[Dataset records]
=-=-=

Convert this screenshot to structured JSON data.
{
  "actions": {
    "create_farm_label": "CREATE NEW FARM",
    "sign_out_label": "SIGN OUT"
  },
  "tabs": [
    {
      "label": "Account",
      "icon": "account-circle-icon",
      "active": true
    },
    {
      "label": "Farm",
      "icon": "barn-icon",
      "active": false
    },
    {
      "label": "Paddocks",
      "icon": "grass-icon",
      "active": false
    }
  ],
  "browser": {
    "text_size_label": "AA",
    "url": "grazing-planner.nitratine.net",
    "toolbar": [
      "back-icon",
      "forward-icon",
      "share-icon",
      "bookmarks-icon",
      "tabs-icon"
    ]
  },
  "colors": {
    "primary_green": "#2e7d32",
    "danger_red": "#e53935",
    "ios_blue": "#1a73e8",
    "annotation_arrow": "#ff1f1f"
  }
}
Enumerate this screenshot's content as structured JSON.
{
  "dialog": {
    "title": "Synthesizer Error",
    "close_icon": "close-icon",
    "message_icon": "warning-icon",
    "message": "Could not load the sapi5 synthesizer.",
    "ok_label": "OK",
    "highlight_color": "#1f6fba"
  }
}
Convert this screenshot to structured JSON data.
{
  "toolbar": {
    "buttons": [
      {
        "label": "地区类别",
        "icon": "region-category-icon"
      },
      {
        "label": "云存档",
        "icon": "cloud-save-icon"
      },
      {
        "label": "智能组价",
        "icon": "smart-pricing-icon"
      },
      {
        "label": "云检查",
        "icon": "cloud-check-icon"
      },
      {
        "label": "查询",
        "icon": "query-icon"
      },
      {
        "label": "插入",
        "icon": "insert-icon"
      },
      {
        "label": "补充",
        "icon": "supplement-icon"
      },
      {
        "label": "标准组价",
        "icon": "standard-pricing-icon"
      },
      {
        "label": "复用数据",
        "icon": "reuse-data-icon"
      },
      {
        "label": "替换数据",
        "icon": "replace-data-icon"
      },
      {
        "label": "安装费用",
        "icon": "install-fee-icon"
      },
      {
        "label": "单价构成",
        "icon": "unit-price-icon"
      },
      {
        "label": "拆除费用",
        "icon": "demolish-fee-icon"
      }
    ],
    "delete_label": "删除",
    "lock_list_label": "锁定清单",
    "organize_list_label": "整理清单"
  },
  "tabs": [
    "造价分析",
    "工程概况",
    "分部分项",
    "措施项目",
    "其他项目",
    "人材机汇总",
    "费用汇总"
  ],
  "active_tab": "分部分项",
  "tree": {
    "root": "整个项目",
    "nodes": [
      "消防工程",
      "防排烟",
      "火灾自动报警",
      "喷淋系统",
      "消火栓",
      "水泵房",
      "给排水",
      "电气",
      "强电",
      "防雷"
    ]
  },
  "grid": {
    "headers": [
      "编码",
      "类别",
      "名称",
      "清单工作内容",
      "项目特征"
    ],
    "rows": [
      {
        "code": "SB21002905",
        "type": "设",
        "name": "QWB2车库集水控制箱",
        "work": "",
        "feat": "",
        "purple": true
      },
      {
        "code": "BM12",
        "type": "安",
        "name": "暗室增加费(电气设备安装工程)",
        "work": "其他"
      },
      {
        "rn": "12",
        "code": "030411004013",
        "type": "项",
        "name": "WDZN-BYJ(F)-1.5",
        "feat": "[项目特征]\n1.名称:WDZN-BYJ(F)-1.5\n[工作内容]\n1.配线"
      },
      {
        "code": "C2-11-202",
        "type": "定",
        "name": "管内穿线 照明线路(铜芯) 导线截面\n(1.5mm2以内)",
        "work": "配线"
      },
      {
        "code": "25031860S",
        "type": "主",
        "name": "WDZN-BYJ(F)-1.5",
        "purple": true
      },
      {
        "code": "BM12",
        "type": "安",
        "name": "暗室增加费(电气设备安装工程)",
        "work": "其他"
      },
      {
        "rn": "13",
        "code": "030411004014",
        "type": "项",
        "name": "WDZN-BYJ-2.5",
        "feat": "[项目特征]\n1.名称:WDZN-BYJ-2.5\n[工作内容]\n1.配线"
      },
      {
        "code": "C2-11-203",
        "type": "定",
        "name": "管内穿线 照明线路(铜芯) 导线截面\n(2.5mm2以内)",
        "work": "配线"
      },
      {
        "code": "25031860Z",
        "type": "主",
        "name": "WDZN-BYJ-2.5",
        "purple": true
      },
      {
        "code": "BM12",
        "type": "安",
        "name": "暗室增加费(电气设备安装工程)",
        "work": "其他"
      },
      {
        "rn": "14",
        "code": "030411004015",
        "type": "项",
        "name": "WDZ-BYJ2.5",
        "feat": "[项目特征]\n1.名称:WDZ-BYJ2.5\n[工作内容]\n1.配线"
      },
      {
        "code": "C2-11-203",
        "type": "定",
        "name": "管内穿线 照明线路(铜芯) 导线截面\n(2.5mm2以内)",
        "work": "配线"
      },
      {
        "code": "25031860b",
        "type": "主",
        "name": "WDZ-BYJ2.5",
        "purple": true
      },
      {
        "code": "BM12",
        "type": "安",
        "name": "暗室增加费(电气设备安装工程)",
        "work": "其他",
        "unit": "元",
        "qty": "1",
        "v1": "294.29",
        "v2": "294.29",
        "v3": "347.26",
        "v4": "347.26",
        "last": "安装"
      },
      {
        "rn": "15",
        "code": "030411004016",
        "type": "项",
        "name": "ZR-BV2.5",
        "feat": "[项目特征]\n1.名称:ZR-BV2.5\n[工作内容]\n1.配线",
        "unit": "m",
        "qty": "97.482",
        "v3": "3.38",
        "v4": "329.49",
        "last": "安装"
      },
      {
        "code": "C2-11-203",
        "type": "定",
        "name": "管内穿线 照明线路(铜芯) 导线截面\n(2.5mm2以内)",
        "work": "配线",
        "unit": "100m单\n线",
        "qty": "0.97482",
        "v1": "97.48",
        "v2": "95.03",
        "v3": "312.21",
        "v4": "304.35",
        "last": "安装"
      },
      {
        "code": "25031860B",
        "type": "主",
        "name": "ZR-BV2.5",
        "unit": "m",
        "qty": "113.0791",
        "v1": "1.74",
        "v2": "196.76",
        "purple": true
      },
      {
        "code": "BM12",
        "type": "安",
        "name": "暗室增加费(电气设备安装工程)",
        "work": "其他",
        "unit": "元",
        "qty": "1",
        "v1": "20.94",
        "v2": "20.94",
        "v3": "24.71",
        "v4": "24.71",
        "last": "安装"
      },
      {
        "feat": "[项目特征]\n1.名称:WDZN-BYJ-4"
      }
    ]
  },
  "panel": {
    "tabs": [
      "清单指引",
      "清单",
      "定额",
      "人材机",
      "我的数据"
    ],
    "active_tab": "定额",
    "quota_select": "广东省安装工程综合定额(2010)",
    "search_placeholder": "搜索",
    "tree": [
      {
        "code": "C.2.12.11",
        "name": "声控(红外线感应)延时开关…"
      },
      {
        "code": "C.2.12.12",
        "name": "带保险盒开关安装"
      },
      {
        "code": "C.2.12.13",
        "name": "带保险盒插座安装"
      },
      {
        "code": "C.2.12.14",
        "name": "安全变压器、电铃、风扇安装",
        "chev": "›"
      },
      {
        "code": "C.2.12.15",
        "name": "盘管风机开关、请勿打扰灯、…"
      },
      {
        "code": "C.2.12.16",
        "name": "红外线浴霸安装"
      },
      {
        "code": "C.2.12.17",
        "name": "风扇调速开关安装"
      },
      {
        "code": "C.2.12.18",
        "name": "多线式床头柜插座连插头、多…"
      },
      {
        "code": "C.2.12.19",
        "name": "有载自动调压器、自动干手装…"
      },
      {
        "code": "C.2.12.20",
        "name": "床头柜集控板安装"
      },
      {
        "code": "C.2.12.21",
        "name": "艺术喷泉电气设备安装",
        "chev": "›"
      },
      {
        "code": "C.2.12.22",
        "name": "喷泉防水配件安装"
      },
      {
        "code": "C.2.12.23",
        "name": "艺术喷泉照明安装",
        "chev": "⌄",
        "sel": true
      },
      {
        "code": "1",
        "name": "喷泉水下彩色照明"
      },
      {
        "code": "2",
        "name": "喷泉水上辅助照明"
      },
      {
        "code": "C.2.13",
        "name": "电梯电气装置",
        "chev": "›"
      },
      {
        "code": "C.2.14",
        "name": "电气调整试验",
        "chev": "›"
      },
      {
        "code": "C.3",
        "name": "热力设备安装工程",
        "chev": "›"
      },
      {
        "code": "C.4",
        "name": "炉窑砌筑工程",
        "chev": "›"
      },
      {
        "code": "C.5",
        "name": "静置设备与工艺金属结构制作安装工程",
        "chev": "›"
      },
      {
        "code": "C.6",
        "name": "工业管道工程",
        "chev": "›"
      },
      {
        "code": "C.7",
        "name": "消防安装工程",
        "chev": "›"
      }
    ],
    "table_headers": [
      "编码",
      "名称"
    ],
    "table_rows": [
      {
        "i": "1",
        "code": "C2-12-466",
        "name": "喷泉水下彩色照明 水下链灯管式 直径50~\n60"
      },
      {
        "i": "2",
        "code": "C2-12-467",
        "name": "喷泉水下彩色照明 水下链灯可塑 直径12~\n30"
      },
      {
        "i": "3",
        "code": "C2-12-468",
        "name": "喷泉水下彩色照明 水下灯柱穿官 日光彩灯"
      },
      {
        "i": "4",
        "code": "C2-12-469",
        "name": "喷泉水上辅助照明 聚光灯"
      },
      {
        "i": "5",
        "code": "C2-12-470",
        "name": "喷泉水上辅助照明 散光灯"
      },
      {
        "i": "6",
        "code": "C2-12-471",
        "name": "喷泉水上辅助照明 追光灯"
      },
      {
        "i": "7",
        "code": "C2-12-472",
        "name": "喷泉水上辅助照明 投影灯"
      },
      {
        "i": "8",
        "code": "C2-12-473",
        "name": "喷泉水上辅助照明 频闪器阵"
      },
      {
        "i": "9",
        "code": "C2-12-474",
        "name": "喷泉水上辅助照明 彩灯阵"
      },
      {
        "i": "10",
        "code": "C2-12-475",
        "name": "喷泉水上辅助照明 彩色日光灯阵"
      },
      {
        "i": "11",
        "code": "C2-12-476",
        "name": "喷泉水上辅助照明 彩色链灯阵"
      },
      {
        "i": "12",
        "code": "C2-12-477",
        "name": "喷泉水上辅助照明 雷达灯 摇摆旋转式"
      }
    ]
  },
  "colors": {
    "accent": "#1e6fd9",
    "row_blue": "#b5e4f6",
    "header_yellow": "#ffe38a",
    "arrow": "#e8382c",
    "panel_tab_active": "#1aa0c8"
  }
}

=-=-=

▸ **Exercise description**: Among the entries above, how many lines include the word "项目特征"? Reply with the number only.

▸ **Task solution**: 6